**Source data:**
>> Begin

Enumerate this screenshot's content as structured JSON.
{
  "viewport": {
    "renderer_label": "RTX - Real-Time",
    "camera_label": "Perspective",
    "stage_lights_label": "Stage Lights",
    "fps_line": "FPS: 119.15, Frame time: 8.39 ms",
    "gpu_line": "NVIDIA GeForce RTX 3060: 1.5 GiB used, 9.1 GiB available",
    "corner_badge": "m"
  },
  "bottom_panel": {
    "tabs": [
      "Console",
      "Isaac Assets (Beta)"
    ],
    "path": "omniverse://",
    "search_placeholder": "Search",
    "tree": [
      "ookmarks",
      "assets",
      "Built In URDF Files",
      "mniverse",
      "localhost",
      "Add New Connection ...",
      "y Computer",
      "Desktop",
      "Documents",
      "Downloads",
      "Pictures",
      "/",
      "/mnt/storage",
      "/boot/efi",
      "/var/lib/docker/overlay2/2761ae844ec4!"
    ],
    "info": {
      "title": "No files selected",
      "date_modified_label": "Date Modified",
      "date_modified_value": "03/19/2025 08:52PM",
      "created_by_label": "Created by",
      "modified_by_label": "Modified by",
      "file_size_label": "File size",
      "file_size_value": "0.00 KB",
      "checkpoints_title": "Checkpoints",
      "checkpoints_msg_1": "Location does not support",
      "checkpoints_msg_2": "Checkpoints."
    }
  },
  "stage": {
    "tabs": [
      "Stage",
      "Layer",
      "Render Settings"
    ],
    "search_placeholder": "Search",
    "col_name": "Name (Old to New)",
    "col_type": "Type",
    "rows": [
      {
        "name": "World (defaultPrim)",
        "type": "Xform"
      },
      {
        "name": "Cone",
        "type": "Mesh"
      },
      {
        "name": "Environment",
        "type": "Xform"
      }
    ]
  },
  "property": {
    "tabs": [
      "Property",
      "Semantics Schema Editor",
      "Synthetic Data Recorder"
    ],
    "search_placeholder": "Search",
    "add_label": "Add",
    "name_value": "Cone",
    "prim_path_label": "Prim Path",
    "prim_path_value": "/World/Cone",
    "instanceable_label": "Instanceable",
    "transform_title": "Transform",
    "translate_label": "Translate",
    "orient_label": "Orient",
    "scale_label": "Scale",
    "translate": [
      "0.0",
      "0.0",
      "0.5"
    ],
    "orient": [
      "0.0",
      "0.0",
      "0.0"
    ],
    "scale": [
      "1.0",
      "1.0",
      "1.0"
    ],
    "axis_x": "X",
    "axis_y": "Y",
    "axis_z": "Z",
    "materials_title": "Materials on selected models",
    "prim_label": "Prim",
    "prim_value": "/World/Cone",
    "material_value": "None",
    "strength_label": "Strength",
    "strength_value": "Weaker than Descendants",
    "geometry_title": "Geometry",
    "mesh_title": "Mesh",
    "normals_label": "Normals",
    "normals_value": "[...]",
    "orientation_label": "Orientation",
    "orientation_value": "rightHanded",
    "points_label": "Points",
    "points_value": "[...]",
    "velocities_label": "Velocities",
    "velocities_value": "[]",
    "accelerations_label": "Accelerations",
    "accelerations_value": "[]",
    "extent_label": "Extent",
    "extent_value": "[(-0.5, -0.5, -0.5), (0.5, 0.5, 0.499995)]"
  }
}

>> End

**What is asked:** Respond with nothing but the number of lines in the entries that contain the string "Cone".

**Answer:** 4